-- TASK INPUTS start --
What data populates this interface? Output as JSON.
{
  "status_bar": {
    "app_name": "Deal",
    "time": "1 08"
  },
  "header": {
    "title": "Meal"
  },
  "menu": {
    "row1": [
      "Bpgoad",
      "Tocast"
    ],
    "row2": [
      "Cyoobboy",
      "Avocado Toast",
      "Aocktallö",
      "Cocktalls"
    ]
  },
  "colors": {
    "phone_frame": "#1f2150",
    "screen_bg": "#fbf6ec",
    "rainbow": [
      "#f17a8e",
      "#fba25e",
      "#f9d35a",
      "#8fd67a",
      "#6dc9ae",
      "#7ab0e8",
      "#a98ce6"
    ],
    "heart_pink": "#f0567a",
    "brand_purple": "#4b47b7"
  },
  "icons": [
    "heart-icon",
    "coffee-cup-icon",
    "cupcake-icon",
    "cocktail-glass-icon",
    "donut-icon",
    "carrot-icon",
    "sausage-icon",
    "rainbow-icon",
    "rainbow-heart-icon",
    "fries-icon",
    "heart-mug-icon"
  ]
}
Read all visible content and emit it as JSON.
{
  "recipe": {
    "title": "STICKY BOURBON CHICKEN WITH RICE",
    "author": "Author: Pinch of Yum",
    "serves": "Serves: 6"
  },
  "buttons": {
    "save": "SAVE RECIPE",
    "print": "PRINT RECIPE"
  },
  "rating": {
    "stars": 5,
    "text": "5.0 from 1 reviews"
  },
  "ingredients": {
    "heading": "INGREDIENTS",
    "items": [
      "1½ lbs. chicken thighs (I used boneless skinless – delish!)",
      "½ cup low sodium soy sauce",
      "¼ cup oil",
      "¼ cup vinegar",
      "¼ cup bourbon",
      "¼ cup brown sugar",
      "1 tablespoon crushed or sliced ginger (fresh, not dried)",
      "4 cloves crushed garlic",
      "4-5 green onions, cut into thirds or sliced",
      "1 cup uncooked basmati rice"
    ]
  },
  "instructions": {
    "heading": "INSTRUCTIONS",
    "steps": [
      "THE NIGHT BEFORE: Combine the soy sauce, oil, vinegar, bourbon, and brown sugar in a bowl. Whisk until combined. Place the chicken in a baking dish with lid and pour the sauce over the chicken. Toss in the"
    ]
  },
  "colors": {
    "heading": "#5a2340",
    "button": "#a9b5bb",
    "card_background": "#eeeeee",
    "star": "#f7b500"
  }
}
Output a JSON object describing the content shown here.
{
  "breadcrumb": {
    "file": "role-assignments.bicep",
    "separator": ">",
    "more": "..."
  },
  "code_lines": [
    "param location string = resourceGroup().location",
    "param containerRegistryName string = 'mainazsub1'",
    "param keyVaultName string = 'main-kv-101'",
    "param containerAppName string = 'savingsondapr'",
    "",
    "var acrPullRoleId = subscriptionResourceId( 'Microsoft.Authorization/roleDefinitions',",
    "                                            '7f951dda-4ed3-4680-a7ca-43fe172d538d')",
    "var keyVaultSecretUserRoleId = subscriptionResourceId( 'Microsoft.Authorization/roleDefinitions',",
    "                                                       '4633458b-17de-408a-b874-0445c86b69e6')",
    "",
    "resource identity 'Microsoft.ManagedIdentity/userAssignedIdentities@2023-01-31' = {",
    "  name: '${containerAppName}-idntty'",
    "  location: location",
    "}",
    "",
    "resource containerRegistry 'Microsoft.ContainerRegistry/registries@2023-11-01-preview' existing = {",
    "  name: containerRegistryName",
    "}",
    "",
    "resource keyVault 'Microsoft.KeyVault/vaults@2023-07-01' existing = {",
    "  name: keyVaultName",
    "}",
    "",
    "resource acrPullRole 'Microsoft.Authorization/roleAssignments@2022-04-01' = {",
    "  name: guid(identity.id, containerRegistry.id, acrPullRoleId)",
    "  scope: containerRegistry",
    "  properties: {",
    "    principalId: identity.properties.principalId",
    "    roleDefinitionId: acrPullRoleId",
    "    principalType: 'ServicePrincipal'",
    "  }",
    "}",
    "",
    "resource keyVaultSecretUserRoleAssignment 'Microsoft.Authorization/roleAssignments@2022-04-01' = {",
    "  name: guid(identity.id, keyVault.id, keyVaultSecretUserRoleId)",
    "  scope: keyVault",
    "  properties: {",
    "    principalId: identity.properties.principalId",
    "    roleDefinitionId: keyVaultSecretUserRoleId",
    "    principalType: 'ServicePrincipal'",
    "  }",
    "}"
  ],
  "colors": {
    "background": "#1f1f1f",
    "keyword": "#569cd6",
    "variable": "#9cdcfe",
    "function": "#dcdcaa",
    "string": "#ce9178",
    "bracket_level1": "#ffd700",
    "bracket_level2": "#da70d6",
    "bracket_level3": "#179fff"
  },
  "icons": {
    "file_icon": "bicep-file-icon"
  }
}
-- TASK INPUTS end --
List each line in the listing that contains the string "roleDefinitionId".

# EXERCISE SOLUTION:
    "    roleDefinitionId: acrPullRoleId",
    "    roleDefinitionId: keyVaultSecretUserRoleId",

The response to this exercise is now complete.